Prova A: Secondo il brano sul libro di Pansa, in quale settimanale uscì la lunga inchiesta giornalistica degli anni Cinquanta?
Prova B: Indica se ciascuna affermazione concorda con il brano sul libro di Pansa, rispondendo sì o no e citando le parole decisive del brano: (i) da quegli avvenimenti sono trascorsi sessant'anni; (ii) gli storici hanno evitato le interpretazioni di comodo; (iii) dal 1945 in poi gli avvenimenti del 43-45 sono stati trattati quasi sempre in chiave ideologica.
Prova C: Scrivi il seguito del brano sul libro di Pansa e sulla Resistenza, partendo dopo la sua ultima frase.

Brano scelto:
:::

Basta pensare alle accoglienze turbolenti che il libro di Pansa ha avuto negli ambienti di sinistra, non necessariamente radicali.
Eppure sono passati sessant’anni da quegli avvenimenti. L’ideologia che ispirava i ‘’partigiani della pace'’ targati Pci e’ finita nella spazzatura della storia (dappertutto ad eccezione dell’Italia che conta ancora ben due partiti comunisti e un correntone DS che a tutti gli effetti e’ ancora comunista).
Mi permetto di ripetere cio’ che ho gia’ scritto in risposta ad altre lettere sull’argomento. Pansa scopre l’acqua calda quando accusa i comunisti di aver cercato di instaurare anche in Italia una ‘’democrazia popolare'’ alla cecoslovacca o alla polacca o all’ungherese.
Le sue rivelazioni in buona parte sono la riedizione di quanto il succitato Pisano’ e mio padre scrissero negli anni Cinquanta in una lunga inchiesta giornalistica pubblicata dal settimanale Oggi. Furono accusati di provocazione fascista e di infangare la lotta di liberazione.
Ma loro erano di destra e dunque per definizione in mala fede.
Ora che Pansa senza rischiare nulla e anzi approfittando del trambusto per farsi pubblicita’ scrive piu’ o meno le stesse cose, l’intellighentia ne esalta la ricostruzione storica e il coraggio. Bah!

Come è noto, dal 1945 ad oggi, si è trattato molto degli avvenimenti del 43 - 45, e particolarmente della lotta partigiana, ma quasi sempre in chiave ideologica. Persino gli storici hanno teso a dare interpretazioni di comodo, che portassero acqua al molino della nascente Repubblica Italiana facendone discendere il carattere democratico dai valori cui si era ispirata parte della Resistenza e cercando di minimizzare se non di nascondere o alterare le azioni e le ragioni dell’altro contendente . E’ nata con loro la idea antinomica della “parte giusta” e della “parte sbagliata”.

I partecipanti alla Resistenza e i loro eredi, forti della vittoria ottenuta dagli Eserciti Alleati sulla Germania, hanno espresso idee totalizzanti, che tendevano ad attribuirsi il merito della liberazione dell’Italia dal nazifascismo, accusando di ogni orrore - anche al di là della verità - i Reparti belligeranti della Wermacht e della RSI, non facendo alcuna distinzione tra “stragi” e “rappresaglie” e oscurando le responsabilità della Resistenza in tali episodi.

:::

Voci fornite:

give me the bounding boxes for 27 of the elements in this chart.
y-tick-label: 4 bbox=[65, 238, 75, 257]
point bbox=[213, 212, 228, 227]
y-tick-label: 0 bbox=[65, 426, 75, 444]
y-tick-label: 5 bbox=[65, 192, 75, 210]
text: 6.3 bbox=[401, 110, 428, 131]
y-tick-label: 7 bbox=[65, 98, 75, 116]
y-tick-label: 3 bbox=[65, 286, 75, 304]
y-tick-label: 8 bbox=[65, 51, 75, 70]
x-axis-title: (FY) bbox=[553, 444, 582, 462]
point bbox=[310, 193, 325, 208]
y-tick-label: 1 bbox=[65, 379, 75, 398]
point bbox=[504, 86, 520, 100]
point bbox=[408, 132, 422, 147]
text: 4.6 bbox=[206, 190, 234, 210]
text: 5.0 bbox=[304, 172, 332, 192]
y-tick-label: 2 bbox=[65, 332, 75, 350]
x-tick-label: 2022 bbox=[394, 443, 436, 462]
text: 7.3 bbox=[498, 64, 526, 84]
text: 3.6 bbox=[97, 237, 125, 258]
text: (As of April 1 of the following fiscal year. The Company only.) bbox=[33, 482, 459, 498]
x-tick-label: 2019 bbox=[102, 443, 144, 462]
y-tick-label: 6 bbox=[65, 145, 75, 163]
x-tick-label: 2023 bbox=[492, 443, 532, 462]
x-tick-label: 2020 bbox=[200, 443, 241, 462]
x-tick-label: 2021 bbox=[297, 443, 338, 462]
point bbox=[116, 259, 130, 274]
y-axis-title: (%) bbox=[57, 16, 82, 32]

:::

Risposta scritta A: Nel settimanale Oggi.

Risposta scritta B:
(i) Sì: "Eppure sono passati sessant’anni da quegli avvenimenti."
(ii) No: "Persino gli storici hanno teso a dare interpretazioni di comodo"
(iii) Sì: "ma quasi sempre in chiave ideologica"

Risposta scritta C:
I superstiti della Repubblica Sociale Italiana continuano ad accusare il Governo del Re di tradimento nei confronti della alleanza con la Germania, e a giustificare le azioni contro i partigiani trattandoli come “ex-renitenti” alla leva proclamata dal Ministro della Guerra della RSI Maresciallo Rodolfo Graziani, e quindi passibili di fucilazione. Quanto poi agli ideali della Resistenza, pur riconoscendo che una parte della Formazioni Partigiane optava per una organizzazione democratica pluripartitica, fanno notare che i più audaci e feroci tra i partigiani erano i Gappisti, comunisti che lottarono per una instaurazione in Italia di una dittatura di tipo bolscevico, e non si tirarono indietro (allo scopo di liberare propri prigionieri) nel denunciare ai tedeschi i luoghi ove si nascondevano le Formazioni Partigiane non comuniste, né , a guerra conclusa, e fino al tardo 1946, ad operare una sorta di “genocidio di popolo ex-fascista” (si parla di 60.000-300.000 desaparecidos!) per eliminare (allora si diceva “sopprimere”) tutti i reduci della RSI o personalità del passato regime, scomodi antagonisti di tale disegno (vedi libri di Pisanò, Pansa , Vespa etc etc).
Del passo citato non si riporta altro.